Tasks to carry out:
**1)** Answer these questions using the film page.
(a) Who edited the film?
(b) What is the film's running time?
(c) Where do the two brothers return?
**2)** Substitute "sisters" for "brothers" and write out the film page from "2025 short film" up to and including "born and raised.".

- International promotional poster
- Directed by: Tawfeek Barhom
- Written by: Tawfeek Barhom
- Produced by: Tawfeek Barhom; Stelios Cotionis; Akis Polizos;
- Starring: Tawfeek Barhom; Ashraf Barhom;
- Cinematography: Giorgos Valsamis
- Edited by: Lambis Haralambidis
- Music by: Andy Shortwave
- Production companies: Foss Productions Kidam
- Release date: 21 May 2025 (Cannes);
- Running time: 14 minutes
- Countries: Palestine France Greece
- Language: Arabic

= I'm Glad You're Dead Now =

2025 short film directed by Tawfeek Barhom

I'm Glad You're Dead Now is a 2025 drama short film written, produced, directed and starring Tawfeek Barhom. A co-production between Palestine, France and Greece, it follows two brothers who confront buried secrets from their past when they return to the island where they were born and raised.

Stored data:
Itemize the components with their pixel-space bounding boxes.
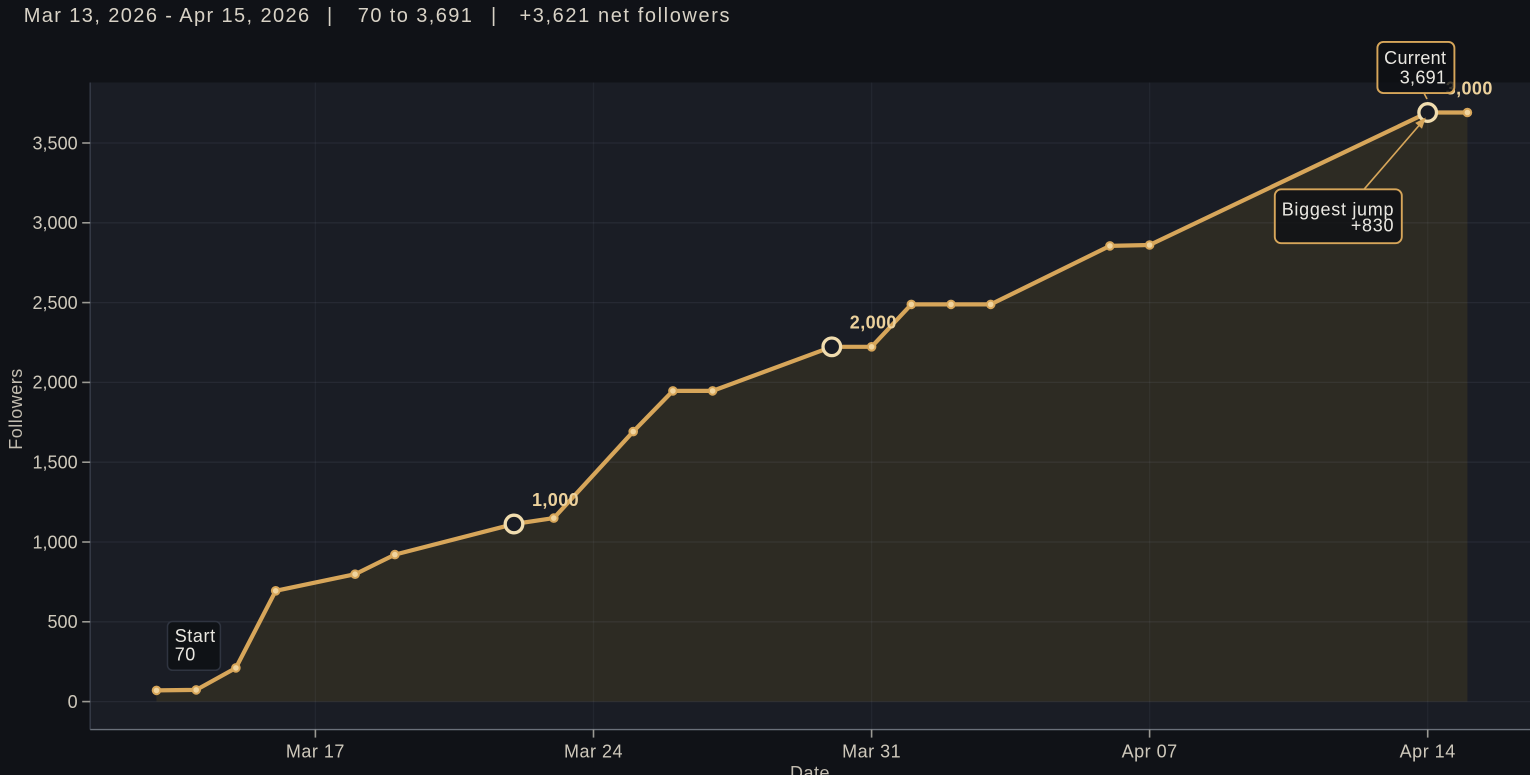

Task-by-task results:
**1)**
(a) Lambis Haralambidis
(b) 14 minutes
(c) To the island where they were born and raised

**2)**
2025 short film directed by Tawfeek Barhom

I'm Glad You're Dead Now is a 2025 drama short film written, produced, directed and starring Tawfeek Barhom. A co-production between Palestine, France and Greece, it follows two sisters who confront buried secrets from their past when they return to the island where they were born and raised.